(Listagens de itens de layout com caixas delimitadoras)
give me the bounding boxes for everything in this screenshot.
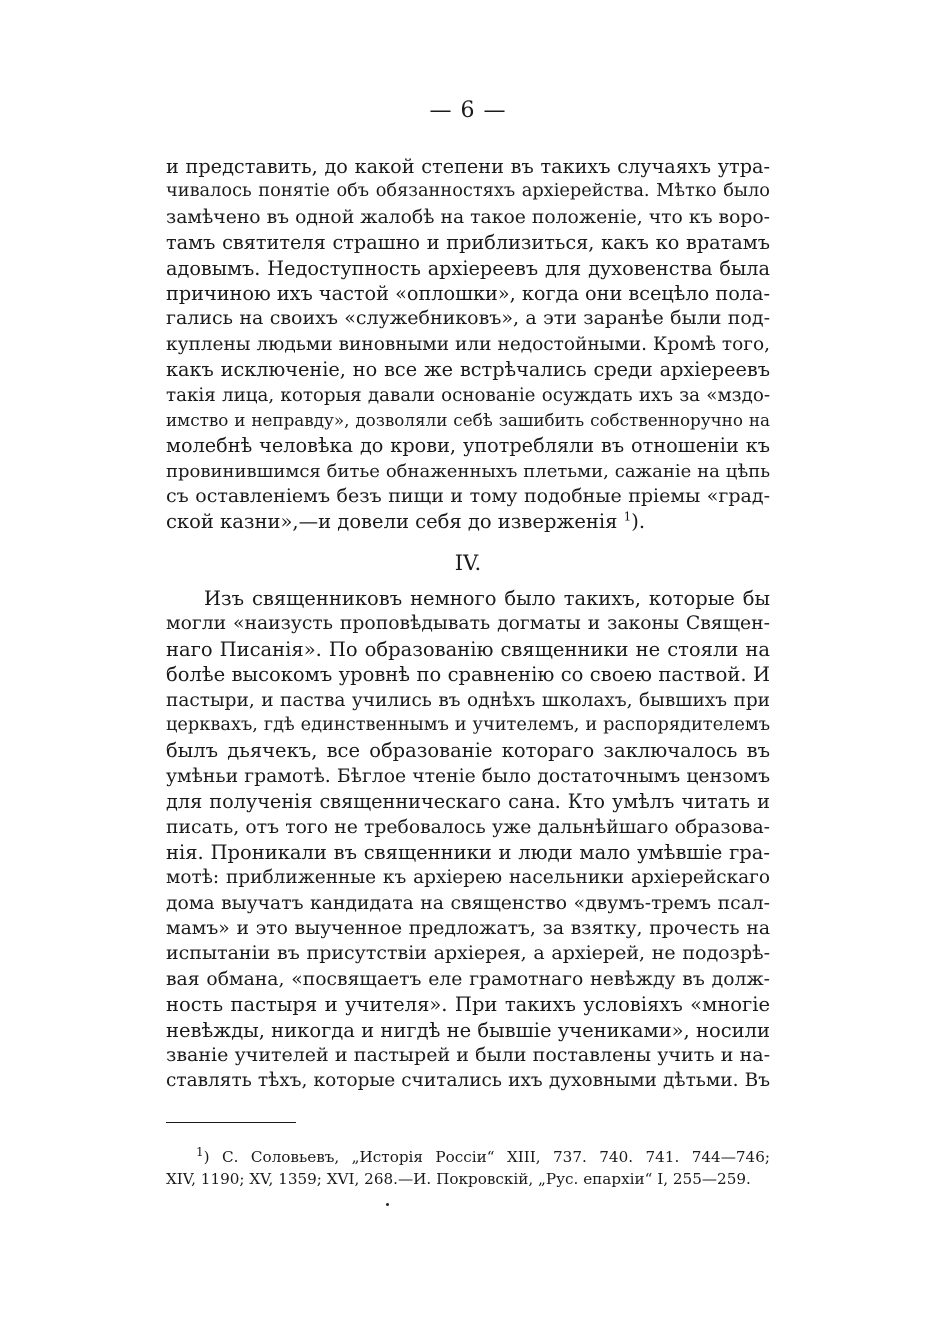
text-line: куплены людьми виновными или недостойными. Кромѣ того, <box>166 333 770 355</box>
text-line: могли «наизусть проповѣдывать догматы и законы Священ- <box>166 613 770 635</box>
text-line: мотѣ: приближенные къ архіерею насельники архіерейскаго <box>166 867 770 889</box>
paragraph-section-iv <box>166 586 770 1094</box>
text-line: пастыри, и паства учились въ однѣхъ школахъ, бывшихъ при <box>166 689 770 711</box>
text-line: испытаніи въ присутствіи архіерея, а архіерей, не подозрѣ- <box>166 942 770 965</box>
footnote-reference: 1 <box>623 509 632 524</box>
text-line: умѣньи грамотѣ. Бѣглое чтеніе было достаточнымъ цензомъ <box>166 765 770 787</box>
text-line: гались на своихъ «служебниковъ», а эти заранѣе были под- <box>166 307 770 330</box>
footnotes <box>166 1146 770 1190</box>
text-line: и представить, до какой степени въ такихъ случаяхъ утра- <box>166 155 770 178</box>
text-line: церквахъ, гдѣ единственнымъ и учителемъ, и распорядителемъ <box>166 714 770 735</box>
text-line: дома выучатъ кандидата на священство «двумъ-тремъ псал- <box>166 892 770 914</box>
text-line: мамъ» и это выученное предложатъ, за взятку, прочесть на <box>166 918 770 940</box>
text-line: болѣе высокомъ уровнѣ по сравненію со своею паствой. И <box>166 663 770 687</box>
text-line: вая обмана, «посвящаетъ еле грамотнаго невѣжду въ долж- <box>166 968 770 990</box>
text-line: Изъ священниковъ немного было такихъ, которые бы <box>204 587 770 610</box>
text-line: ставлять тѣхъ, которые считались ихъ духовными дѣтьми. Въ <box>166 1070 770 1092</box>
text-line: провинившимся битье обнаженныхъ плетьми, сажаніе на цѣпь <box>166 460 770 482</box>
text-line: такія лица, которыя давали основаніе осуждать ихъ за «мздо- <box>166 384 770 406</box>
text-line: какъ исключеніе, но все же встрѣчались среди архіереевъ <box>166 358 770 382</box>
text-line-last-body: ской казни»,—и довели себя до изверженія <box>166 510 618 534</box>
text-line-last <box>166 509 770 534</box>
text-line: для полученія священническаго сана. Кто умѣлъ читать и <box>166 790 770 814</box>
footnote-divider <box>166 1122 296 1123</box>
footnote-line-2: XIV, 1190; XV, 1359; XVI, 268.—И. Покровскій, „Рус. епархіи“ I, 255—259. <box>166 1170 751 1188</box>
text-line: чивалось понятіе объ обязанностяхъ архіерейства. Мѣтко было <box>166 181 770 202</box>
text-line: былъ дьячекъ, все образованіе котораго заключалось въ <box>166 739 770 763</box>
text-line: молебнѣ человѣка до крови, употребляли въ отношеніи къ <box>166 434 770 458</box>
paragraph-continued <box>166 154 770 535</box>
footnote-line-1-text: ) С. Соловьевъ, „Исторія Россіи“ XIII, 737. 740. 741. 744—746; <box>203 1148 770 1166</box>
text-line: наго Писанія». По образованію священники не стояли на <box>166 637 770 661</box>
text-line: замѣчено въ одной жалобѣ на такое положеніе, что къ воро- <box>166 206 770 228</box>
text-line: ность пастыря и учителя». При такихъ условіяхъ «многіе <box>166 993 770 1017</box>
text-line: тамъ святителя страшно и приблизиться, какъ ко вратамъ <box>166 231 770 255</box>
text-line: нія. Проникали въ священники и люди мало умѣвшіе гра- <box>166 840 770 864</box>
text-line: съ оставленіемъ безъ пищи и тому подобные пріемы «град- <box>166 485 770 508</box>
text-line: званіе учителей и пастырей и были поставлены учить и на- <box>166 1044 770 1067</box>
section-heading: IV. <box>454 551 482 575</box>
footnote-marker: 1 <box>196 1146 204 1159</box>
text-line: причиною ихъ частой «оплошки», когда они всецѣло пола- <box>166 281 770 305</box>
text-line: имство и неправду», дозволяли себѣ зашибить собственноручно на <box>166 409 770 430</box>
footnote-line-1 <box>166 1146 770 1168</box>
text-line: невѣжды, никогда и нигдѣ не бывшіе учениками», носили <box>166 1018 770 1042</box>
text-line-last-end: ). <box>631 510 646 534</box>
text-line: адовымъ. Недоступность архіереевъ для духовенства была <box>166 256 770 280</box>
page-number: — 6 — <box>429 98 507 123</box>
text-line: писать, отъ того не требовалось уже дальнѣйшаго образова- <box>166 816 770 838</box>
print-speck <box>386 1203 389 1206</box>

• _Enunciado da tarefa_
Reescreva todas as entradas acima trocando "section-heading" por "section-title" e sem alterar mais nada. Deixe as imagens de fora.

• _Resultado da tarefa_
give me the bounding boxes for everything in this screenshot.
text-line: куплены людьми виновными или недостойными. Кромѣ того, <box>166 333 770 355</box>
text-line: могли «наизусть проповѣдывать догматы и законы Священ- <box>166 613 770 635</box>
text-line: мотѣ: приближенные къ архіерею насельники архіерейскаго <box>166 867 770 889</box>
paragraph-section-iv <box>166 586 770 1094</box>
text-line: пастыри, и паства учились въ однѣхъ школахъ, бывшихъ при <box>166 689 770 711</box>
text-line: испытаніи въ присутствіи архіерея, а архіерей, не подозрѣ- <box>166 942 770 965</box>
footnote-reference: 1 <box>623 509 632 524</box>
text-line: умѣньи грамотѣ. Бѣглое чтеніе было достаточнымъ цензомъ <box>166 765 770 787</box>
text-line: гались на своихъ «служебниковъ», а эти заранѣе были под- <box>166 307 770 330</box>
footnotes <box>166 1146 770 1190</box>
text-line: и представить, до какой степени въ такихъ случаяхъ утра- <box>166 155 770 178</box>
text-line: церквахъ, гдѣ единственнымъ и учителемъ, и распорядителемъ <box>166 714 770 735</box>
text-line: дома выучатъ кандидата на священство «двумъ-тремъ псал- <box>166 892 770 914</box>
text-line: мамъ» и это выученное предложатъ, за взятку, прочесть на <box>166 918 770 940</box>
text-line: болѣе высокомъ уровнѣ по сравненію со своею паствой. И <box>166 663 770 687</box>
text-line: вая обмана, «посвящаетъ еле грамотнаго невѣжду въ долж- <box>166 968 770 990</box>
text-line: Изъ священниковъ немного было такихъ, которые бы <box>204 587 770 610</box>
text-line: ставлять тѣхъ, которые считались ихъ духовными дѣтьми. Въ <box>166 1070 770 1092</box>
text-line: провинившимся битье обнаженныхъ плетьми, сажаніе на цѣпь <box>166 460 770 482</box>
text-line: такія лица, которыя давали основаніе осуждать ихъ за «мздо- <box>166 384 770 406</box>
text-line: какъ исключеніе, но все же встрѣчались среди архіереевъ <box>166 358 770 382</box>
text-line-last-body: ской казни»,—и довели себя до изверженія <box>166 510 618 534</box>
text-line-last <box>166 509 770 534</box>
text-line: для полученія священническаго сана. Кто умѣлъ читать и <box>166 790 770 814</box>
footnote-divider <box>166 1122 296 1123</box>
footnote-line-2: XIV, 1190; XV, 1359; XVI, 268.—И. Покровскій, „Рус. епархіи“ I, 255—259. <box>166 1170 751 1188</box>
text-line: чивалось понятіе объ обязанностяхъ архіерейства. Мѣтко было <box>166 181 770 202</box>
text-line: былъ дьячекъ, все образованіе котораго заключалось въ <box>166 739 770 763</box>
text-line: молебнѣ человѣка до крови, употребляли въ отношеніи къ <box>166 434 770 458</box>
paragraph-continued <box>166 154 770 535</box>
footnote-line-1-text: ) С. Соловьевъ, „Исторія Россіи“ XIII, 737. 740. 741. 744—746; <box>203 1148 770 1166</box>
text-line: наго Писанія». По образованію священники не стояли на <box>166 637 770 661</box>
text-line: замѣчено въ одной жалобѣ на такое положеніе, что къ воро- <box>166 206 770 228</box>
text-line: ность пастыря и учителя». При такихъ условіяхъ «многіе <box>166 993 770 1017</box>
text-line: тамъ святителя страшно и приблизиться, какъ ко вратамъ <box>166 231 770 255</box>
text-line: нія. Проникали въ священники и люди мало умѣвшіе гра- <box>166 840 770 864</box>
text-line: съ оставленіемъ безъ пищи и тому подобные пріемы «град- <box>166 485 770 508</box>
text-line: званіе учителей и пастырей и были поставлены учить и на- <box>166 1044 770 1067</box>
section-title: IV. <box>454 551 482 575</box>
footnote-marker: 1 <box>196 1146 204 1159</box>
text-line: причиною ихъ частой «оплошки», когда они всецѣло пола- <box>166 281 770 305</box>
text-line: имство и неправду», дозволяли себѣ зашибить собственноручно на <box>166 409 770 430</box>
footnote-line-1 <box>166 1146 770 1168</box>
text-line: невѣжды, никогда и нигдѣ не бывшіе учениками», носили <box>166 1018 770 1042</box>
text-line-last-end: ). <box>631 510 646 534</box>
text-line: адовымъ. Недоступность архіереевъ для духовенства была <box>166 256 770 280</box>
page-number: — 6 — <box>429 98 507 123</box>
text-line: писать, отъ того не требовалось уже дальнѣйшаго образова- <box>166 816 770 838</box>
print-speck <box>386 1203 389 1206</box>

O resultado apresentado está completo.